[Entries from a page text collection]
-=-=-=-=-

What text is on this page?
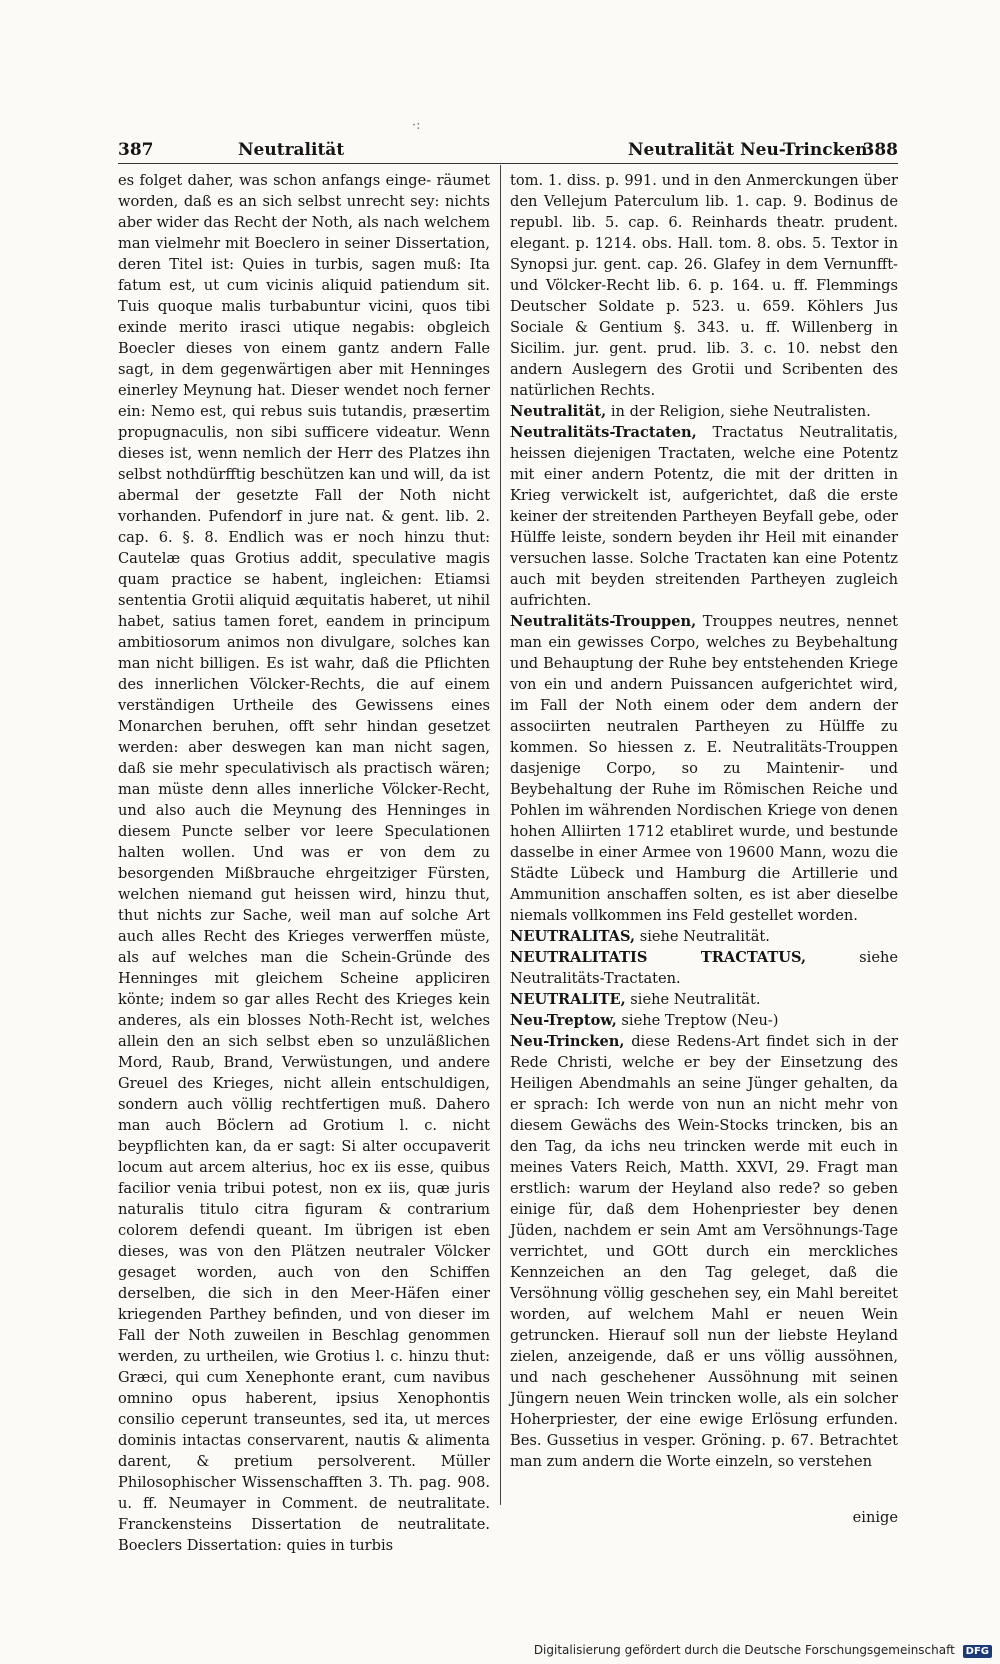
·:
387	Neutralität	Neutralität Neu-Trincken
388

es folget daher, was schon anfangs einge- räumet worden, daß es an sich selbst unrecht sey: nichts aber wider das Recht der Noth, als nach welchem man vielmehr mit Boeclero in seiner Dissertation, deren Titel ist: Quies in turbis, sagen muß: Ita fatum est, ut cum vicinis aliquid patiendum sit. Tuis quoque malis turbabuntur vicini, quos tibi exinde merito irasci utique negabis: obgleich Boecler dieses von einem gantz andern Falle sagt, in dem gegenwärtigen aber mit Henninges einerley Meynung hat. Dieser wendet noch ferner ein: Nemo est, qui rebus suis tutandis, præsertim propugnaculis, non sibi sufficere videatur. Wenn dieses ist, wenn nemlich der Herr des Platzes ihn selbst nothdürfftig beschützen kan und will, da ist abermal der gesetzte Fall der Noth nicht vorhanden. Pufendorf in jure nat. & gent. lib. 2. cap. 6. §. 8. Endlich was er noch hinzu thut: Cautelæ quas Grotius addit, speculative magis quam practice se habent, ingleichen: Etiamsi sententia Grotii aliquid æquitatis haberet, ut nihil habet, satius tamen foret, eandem in principum ambitiosorum animos non divulgare, solches kan man nicht billigen. Es ist wahr, daß die Pflichten des innerlichen Völcker-Rechts, die auf einem verständigen Urtheile des Gewissens eines Monarchen beruhen, offt sehr hindan gesetzet werden: aber deswegen kan man nicht sagen, daß sie mehr speculativisch als practisch wären; man müste denn alles innerliche Völcker-Recht, und also auch die Meynung des Henninges in diesem Puncte selber vor leere Speculationen halten wollen. Und was er von dem zu besorgenden Mißbrauche ehrgeitziger Fürsten, welchen niemand gut heissen wird, hinzu thut, thut nichts zur Sache, weil man auf solche Art auch alles Recht des Krieges verwerffen müste, als auf welches man die Schein-Gründe des Henninges mit gleichem Scheine appliciren könte; indem so gar alles Recht des Krieges kein anderes, als ein blosses Noth-Recht ist, welches allein den an sich selbst eben so unzuläßlichen Mord, Raub, Brand, Verwüstungen, und andere Greuel des Krieges, nicht allein entschuldigen, sondern auch völlig rechtfertigen muß. Dahero man auch Böclern ad Grotium l. c. nicht beypflichten kan, da er sagt: Si alter occupaverit locum aut arcem alterius, hoc ex iis esse, quibus facilior venia tribui potest, non ex iis, quæ juris naturalis titulo citra figuram & contrarium colorem defendi queant. Im übrigen ist eben dieses, was von den Plätzen neutraler Völcker gesaget worden, auch von den Schiffen derselben, die sich in den Meer-Häfen einer kriegenden Parthey befinden, und von dieser im Fall der Noth zuweilen in Beschlag genommen werden, zu urtheilen, wie Grotius l. c. hinzu thut: Græci, qui cum Xenephonte erant, cum navibus omnino opus haberent, ipsius Xenophontis consilio ceperunt transeuntes, sed ita, ut merces dominis intactas conservarent, nautis & alimenta darent, & pretium persolverent. Müller Philosophischer Wissenschafften 3. Th. pag. 908. u. ff. Neumayer in Comment. de neutralitate. Franckensteins Dissertation de neutralitate. Boeclers Dissertation: quies in turbis

tom. 1. diss. p. 991. und in den Anmerckungen über den Vellejum Paterculum lib. 1. cap. 9. Bodinus de republ. lib. 5. cap. 6. Reinhards theatr. prudent. elegant. p. 1214. obs. Hall. tom. 8. obs. 5. Textor in Synopsi jur. gent. cap. 26. Glafey in dem Vernunfft- und Völcker-Recht lib. 6. p. 164. u. ff. Flemmings Deutscher Soldate p. 523. u. 659. Köhlers Jus Sociale & Gentium §. 343. u. ff. Willenberg in Sicilim. jur. gent. prud. lib. 3. c. 10. nebst den andern Auslegern des Grotii und Scribenten des natürlichen Rechts.

Neutralität, in der Religion, siehe Neutralisten.

Neutralitäts-Tractaten, Tractatus Neutralitatis, heissen diejenigen Tractaten, welche eine Potentz mit einer andern Potentz, die mit der dritten in Krieg verwickelt ist, aufgerichtet, daß die erste keiner der streitenden Partheyen Beyfall gebe, oder Hülffe leiste, sondern beyden ihr Heil mit einander versuchen lasse. Solche Tractaten kan eine Potentz auch mit beyden streitenden Partheyen zugleich aufrichten.

Neutralitäts-Trouppen, Trouppes neutres, nennet man ein gewisses Corpo, welches zu Beybehaltung und Behauptung der Ruhe bey entstehenden Kriege von ein und andern Puissancen aufgerichtet wird, im Fall der Noth einem oder dem andern der associirten neutralen Partheyen zu Hülffe zu kommen. So hiessen z. E. Neutralitäts-Trouppen dasjenige Corpo, so zu Maintenir- und Beybehaltung der Ruhe im Römischen Reiche und Pohlen im währenden Nordischen Kriege von denen hohen Alliirten 1712 etabliret wurde, und bestunde dasselbe in einer Armee von 19600 Mann, wozu die Städte Lübeck und Hamburg die Artillerie und Ammunition anschaffen solten, es ist aber dieselbe niemals vollkommen ins Feld gestellet worden.

NEUTRALITAS, siehe Neutralität.

NEUTRALITATIS TRACTATUS,	siehe Neutralitäts-Tractaten.

NEUTRALITE, siehe Neutralität.

Neu-Treptow, siehe Treptow (Neu-)

Neu-Trincken, diese Redens-Art findet sich in der Rede Christi, welche er bey der Einsetzung des Heiligen Abendmahls an seine Jünger gehalten, da er sprach: Ich werde von nun an nicht mehr von diesem Gewächs des Wein-Stocks trincken, bis an den Tag, da ichs neu trincken werde mit euch in meines Vaters Reich, Matth. XXVI, 29. Fragt man erstlich: warum der Heyland also rede? so geben einige für, daß dem Hohenpriester bey denen Jüden, nachdem er sein Amt am Versöhnungs-Tage verrichtet, und GOtt durch ein merckliches Kennzeichen an den Tag geleget, daß die Versöhnung völlig geschehen sey, ein Mahl bereitet worden, auf welchem Mahl er neuen Wein getruncken. Hierauf soll nun der liebste Heyland zielen, anzeigende, daß er uns völlig aussöhnen, und nach geschehener Aussöhnung mit seinen Jüngern neuen Wein trincken wolle, als ein solcher Hoherpriester, der eine ewige Erlösung erfunden. Bes. Gussetius in vesper. Gröning. p. 67. Betrachtet man zum andern die Worte einzeln, so verstehen

einige
Digitalisierung gefördert durch die Deutsche Forschungsgemeinschaft DFG
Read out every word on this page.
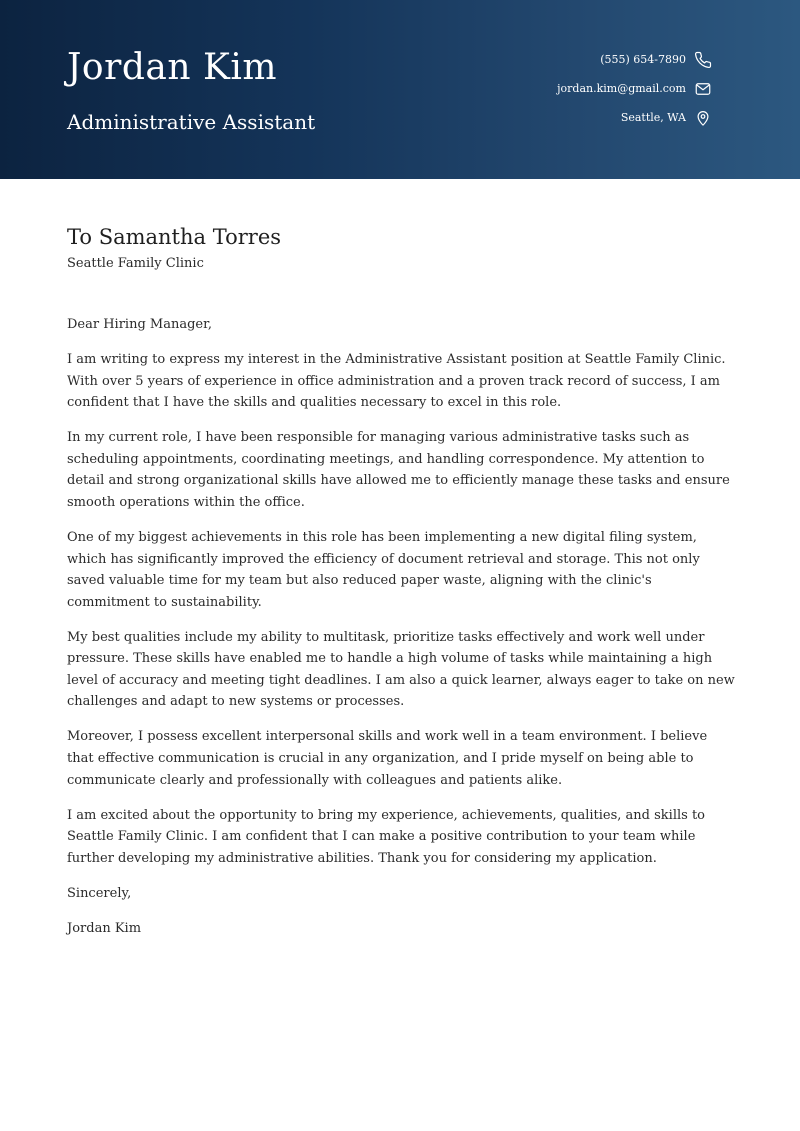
Jordan Kim
Administrative Assistant
(555) 654-7890
jordan.kim@gmail.com
Seattle, WA
To Samantha Torres

Seattle Family Clinic

Dear Hiring Manager,

I am writing to express my interest in the Administrative Assistant position at Seattle Family Clinic. With over 5 years of experience in office administration and a proven track record of success, I am confident that I have the skills and qualities necessary to excel in this role.

In my current role, I have been responsible for managing various administrative tasks such as scheduling appointments, coordinating meetings, and handling correspondence. My attention to detail and strong organizational skills have allowed me to efficiently manage these tasks and ensure smooth operations within the office.

One of my biggest achievements in this role has been implementing a new digital filing system, which has significantly improved the efficiency of document retrieval and storage. This not only saved valuable time for my team but also reduced paper waste, aligning with the clinic's commitment to sustainability.

My best qualities include my ability to multitask, prioritize tasks effectively and work well under pressure. These skills have enabled me to handle a high volume of tasks while maintaining a high level of accuracy and meeting tight deadlines. I am also a quick learner, always eager to take on new challenges and adapt to new systems or processes.

Moreover, I possess excellent interpersonal skills and work well in a team environment. I believe that effective communication is crucial in any organization, and I pride myself on being able to communicate clearly and professionally with colleagues and patients alike.

I am excited about the opportunity to bring my experience, achievements, qualities, and skills to Seattle Family Clinic. I am confident that I can make a positive contribution to your team while further developing my administrative abilities. Thank you for considering my application.

Sincerely,

Jordan Kim
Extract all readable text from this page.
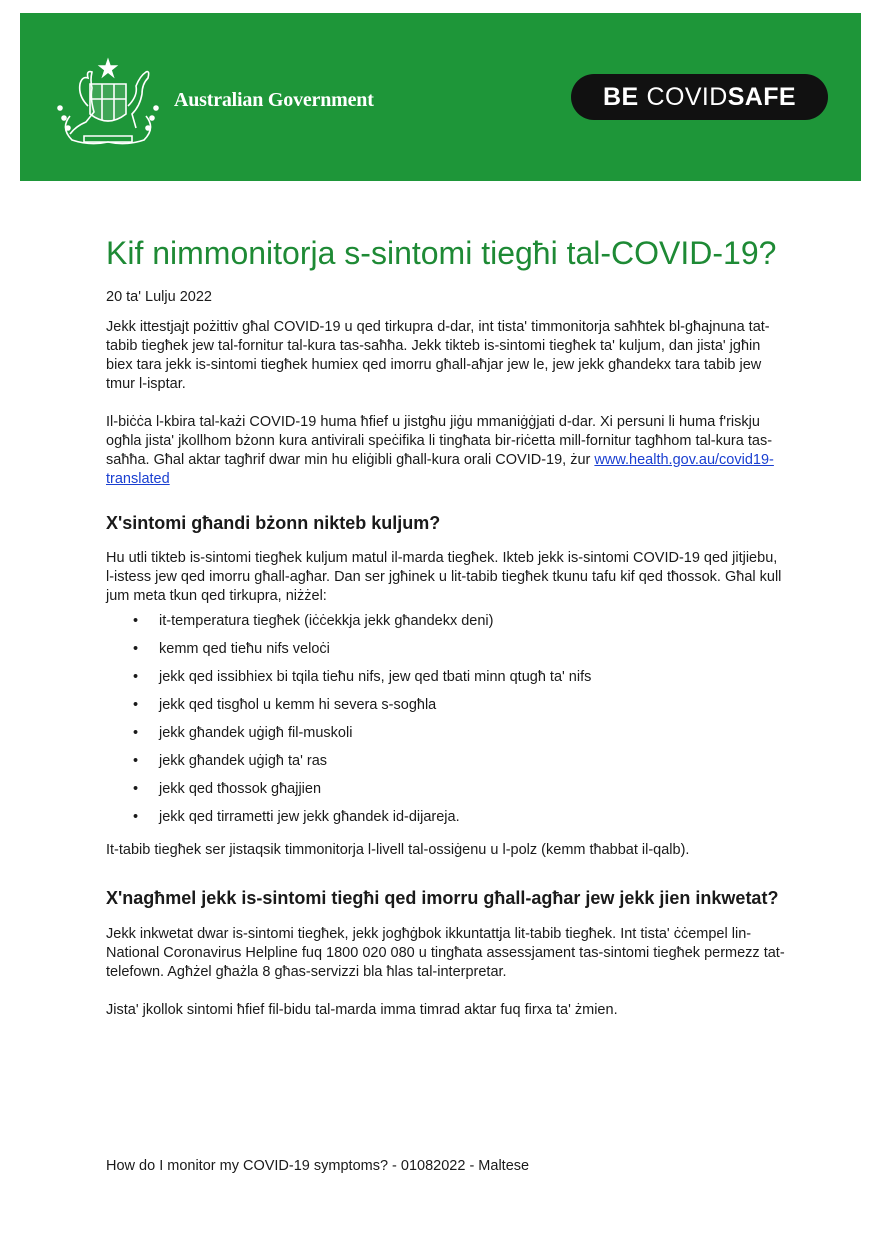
Australian Government	BE COVID SAFE
Kif nimmonitorja s-sintomi tiegħi tal-COVID-19?
20 ta' Lulju 2022

Jekk ittestjajt pożittiv għal COVID-19 u qed tirkupra d-dar, int tista' timmonitorja saħħtek bl-għajnuna tat-tabib tiegħek jew tal-fornitur tal-kura tas-saħħa. Jekk tikteb is-sintomi tiegħek ta' kuljum, dan jista' jgħin biex tara jekk is-sintomi tiegħek humiex qed imorru għall-aħjar jew le, jew jekk għandekx tara tabib jew tmur l-isptar.

Il-biċċa l-kbira tal-każi COVID-19 huma ħfief u jistgħu jiġu mmaniġġjati d-dar. Xi persuni li huma f'riskju ogħla jista' jkollhom bżonn kura antivirali speċifika li tingħata bir-riċetta mill-fornitur tagħhom tal-kura tas-saħħa. Għal aktar tagħrif dwar min hu eliġibli għall-kura orali COVID-19, żur www.health.gov.au/covid19-translated

X'sintomi għandi bżonn nikteb kuljum?

Hu utli tikteb is-sintomi tiegħek kuljum matul il-marda tiegħek. Ikteb jekk is-sintomi COVID-19 qed jitjiebu, l-istess jew qed imorru għall-agħar. Dan ser jgħinek u lit-tabib tiegħek tkunu tafu kif qed tħossok. Għal kull jum meta tkun qed tirkupra, niżżel:

• it-temperatura tiegħek (iċċekkja jekk għandekx deni)
• kemm qed tieħu nifs veloċi
• jekk qed issibhiex bi tqila tieħu nifs, jew qed tbati minn qtugħ ta' nifs
• jekk qed tisgħol u kemm hi severa s-sogħla
• jekk għandek uġigħ fil-muskoli
• jekk għandek uġigħ ta' ras
• jekk qed tħossok għajjien
• jekk qed tirrametti jew jekk għandek id-dijareja.

It-tabib tiegħek ser jistaqsik timmonitorja l-livell tal-ossiġenu u l-polz (kemm tħabbat il-qalb).

X'nagħmel jekk is-sintomi tiegħi qed imorru għall-agħar jew jekk jien inkwetat?

Jekk inkwetat dwar is-sintomi tiegħek, jekk jogħġbok ikkuntattja lit-tabib tiegħek. Int tista' ċċempel lin-National Coronavirus Helpline fuq 1800 020 080 u tingħata assessjament tas-sintomi tiegħek permezz tat-telefown. Agħżel għażla 8 għas-servizzi bla ħlas tal-interpretar.

Jista' jkollok sintomi ħfief fil-bidu tal-marda imma timrad aktar fuq firxa ta' żmien.

How do I monitor my COVID-19 symptoms? - 01082022 - Maltese
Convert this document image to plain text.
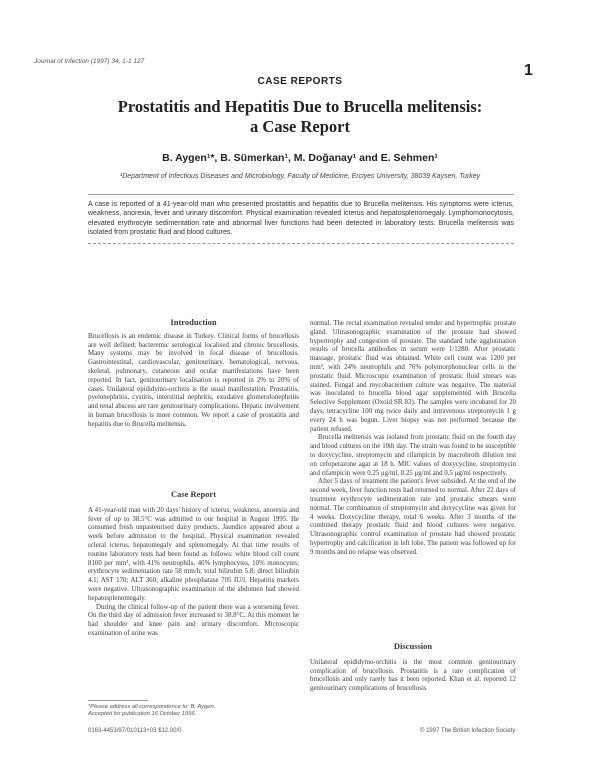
Journal of Infection (1997) 34, 1-1 127
1
CASE REPORTS
Prostatitis and Hepatitis Due to Brucella melitensis:
a Case Report
B. Aygen¹*, B. Sümerkan¹, M. Doğanay¹ and E. Sehmen¹
¹Department of Infectious Diseases and Microbiology, Faculty of Medicine, Erciyes University, 38039 Kayseri, Turkey
A case is reported of a 41-year-old man who presented prostatitis and hepatitis due to Brucella melitensis. His symptoms were icterus, weakness, anorexia, fever and urinary discomfort. Physical examination revealed icterus and hepatosplenomegaly. Lymphomonocytosis, elevated erythrocyte sedimentation rate and abnormal liver functions had been detected in laboratory tests. Brucella melitensis was isolated from prostatic fluid and blood cultures.
Introduction

Brucellosis is an endemic disease in Turkey. Clinical forms of brucellosis are well defined; bacteremic serological localised and chronic brucellosis. Many systems may be involved in focal disease of brucellosis. Gastrointestinal, cardiovascular, genitourinary, hematological, nervous, skeletal, pulmonary, cutaneous and ocular manifestations have been reported. In fact, genitourinary localisation is reported in 2% to 20% of cases. Unilateral epididymo-orchitis is the usual manifestation. Prostatitis, pyelonephritis, cystitis, interstitial nephritis, exudative glomerulonephritis and renal abscess are rare genitourinary complications. Hepatic involvement in human brucellosis is more common. We report a case of prostatitis and hepatitis due to Brucella melitensis.

Case Report

A 41-year-old man with 20 days' history of icterus, weakness, anorexia and fever of up to 38.5°C was admitted to our hospital in August 1995. He consumed fresh unpasteurised dairy products. Jaundice appeared about a week before admission to the hospital. Physical examination revealed scleral icterus, hepatomegaly and splenomegaly. At that time results of routine laboratory tests had been found as follows: white blood cell count 8100 per mm³, with 41% neutrophils, 46% lymphocytes, 10% monocytes; erythrocyte sedimentation rate 58 mm/h; total bilirubin 5.8; direct bilirubin 4.1; AST 170; ALT 360; alkaline phosphatase 705 IU/l. Hepatitis markers were negative. Ultrasonographic examination of the abdomen had showed hepatosplenomegaly.

During the clinical follow-up of the patient there was a worsening fever. On the third day of admission fever increased to 38.8°C. At this moment he had shoulder and knee pain and urinary discomfort. Microscopic examination of urine was

*Please address all correspondence to: B. Aygen.
Accepted for publication 16 October 1996.
0163-4453/97/010113+03 $12.00/0

normal. The rectal examination revealed tender and hypertrophic prostate gland. Ultrasonographic examination of the prostate had showed hypertrophy and congestion of prostate. The standard tube agglutination results of brucella antibodies in serum were 1/1280. After prostatic massage, prostatic fluid was obtained. White cell count was 1200 per mm³, with 24% neutrophils and 76% polymorphonuclear cells in the prostatic fluid. Microscopic examination of prostatic fluid smears was stained. Fungal and mycobacterium culture was negative. The material was inoculated to brucella blood agar supplemented with Brucella Selective Supplement (Oxoid SR 83). The samples were incubated for 20 days, tetracycline 100 mg twice daily and intravenous streptomycin 1 g every 24 h was begun. Liver biopsy was not performed because the patient refused.

Brucella melitensis was isolated from prostatic fluid on the fourth day and blood cultures on the 10th day. The strain was found to be susceptible to doxycycline, streptomycin and rifampicin by macrobroth dilution test on cefoperazone agar at 18 h. MIC values of doxycycline, streptomycin and rifampicin were 0.25 μg/ml, 0.25 μg/ml and 0.5 μg/ml respectively.

After 5 days of treatment the patient's fever subsided. At the end of the second week, liver function tests had returned to normal. After 22 days of treatment erythrocyte sedimentation rate and prostatic smears were normal. The combination of streptomycin and doxycycline was given for 4 weeks. Doxycycline therapy, total 6 weeks. After 3 months of the combined therapy prostatic fluid and blood cultures were negative. Ultrasonographic control examination of prostate had showed prostatic hypertrophy and calcification in left lobe. The patient was followed up for 9 months and no relapse was observed.

Discussion

Unilateral epididymo-orchitis is the most common genitourinary complication of brucellosis. Prostatitis is a rare complication of brucellosis and only rarely has it been reported. Khan et al. reported 12 genitourinary complications of brucellosis

© 1997 The British Infection Society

-=-=-=-=-

# DIRECTIONS
Every line above in which the word "week" occurs is to be copied.

# TASK RESULT
A 41-year-old man with 20 days' history of icterus, weakness, anorexia and fever of up to 38.5°C was admitted to our hospital in August 1995. He consumed fresh unpasteurised dairy products. Jaundice appeared about a week before admission to the hospital. Physical examination revealed scleral icterus, hepatomegaly and splenomegaly. At that time results of routine laboratory tests had been found as follows: white blood cell count 8100 per mm³, with 41% neutrophils, 46% lymphocytes, 10% monocytes; erythrocyte sedimentation rate 58 mm/h; total bilirubin 5.8; direct bilirubin 4.1; AST 170; ALT 360; alkaline phosphatase 705 IU/l. Hepatitis markers were negative. Ultrasonographic examination of the abdomen had showed hepatosplenomegaly.
After 5 days of treatment the patient's fever subsided. At the end of the second week, liver function tests had returned to normal. After 22 days of treatment erythrocyte sedimentation rate and prostatic smears were normal. The combination of streptomycin and doxycycline was given for 4 weeks. Doxycycline therapy, total 6 weeks. After 3 months of the combined therapy prostatic fluid and blood cultures were negative. Ultrasonographic control examination of prostate had showed prostatic hypertrophy and calcification in left lobe. The patient was followed up for 9 months and no relapse was observed.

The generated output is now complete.